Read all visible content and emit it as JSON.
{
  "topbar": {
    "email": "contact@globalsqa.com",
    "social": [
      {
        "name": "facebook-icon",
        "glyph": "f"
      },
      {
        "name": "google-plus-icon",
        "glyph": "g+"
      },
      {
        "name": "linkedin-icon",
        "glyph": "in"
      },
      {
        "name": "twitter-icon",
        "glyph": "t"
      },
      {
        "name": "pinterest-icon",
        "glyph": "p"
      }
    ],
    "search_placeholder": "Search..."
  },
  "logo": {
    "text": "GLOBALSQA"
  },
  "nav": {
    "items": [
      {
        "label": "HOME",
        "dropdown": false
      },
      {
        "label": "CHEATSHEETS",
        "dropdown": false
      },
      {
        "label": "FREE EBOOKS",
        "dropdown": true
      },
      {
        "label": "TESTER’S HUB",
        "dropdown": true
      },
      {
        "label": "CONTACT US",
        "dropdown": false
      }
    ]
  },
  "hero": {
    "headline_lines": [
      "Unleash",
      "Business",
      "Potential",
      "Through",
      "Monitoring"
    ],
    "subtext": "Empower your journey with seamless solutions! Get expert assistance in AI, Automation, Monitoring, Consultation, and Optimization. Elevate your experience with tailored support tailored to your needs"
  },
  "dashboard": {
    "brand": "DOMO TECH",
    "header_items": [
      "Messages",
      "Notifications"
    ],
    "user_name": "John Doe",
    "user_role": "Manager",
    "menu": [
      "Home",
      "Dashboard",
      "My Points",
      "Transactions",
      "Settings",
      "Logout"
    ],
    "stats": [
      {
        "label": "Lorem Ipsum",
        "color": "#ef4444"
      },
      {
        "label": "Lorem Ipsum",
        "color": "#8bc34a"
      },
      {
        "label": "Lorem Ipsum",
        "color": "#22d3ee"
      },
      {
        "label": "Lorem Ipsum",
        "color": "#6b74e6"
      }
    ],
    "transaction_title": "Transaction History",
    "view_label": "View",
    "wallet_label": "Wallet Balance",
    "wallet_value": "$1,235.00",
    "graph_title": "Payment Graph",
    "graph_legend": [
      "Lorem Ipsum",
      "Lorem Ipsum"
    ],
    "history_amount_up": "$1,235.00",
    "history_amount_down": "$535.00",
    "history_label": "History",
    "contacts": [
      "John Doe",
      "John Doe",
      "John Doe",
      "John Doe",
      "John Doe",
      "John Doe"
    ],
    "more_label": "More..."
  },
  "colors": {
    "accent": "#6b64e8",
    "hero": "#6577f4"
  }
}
---
- _EXERCISE TASK_:
From the data above, copy each line where the string "glyph" appears.

- _WORKED ANSWER_:
        "glyph": "f"
        "glyph": "g+"
        "glyph": "in"
        "glyph": "t"
        "glyph": "p"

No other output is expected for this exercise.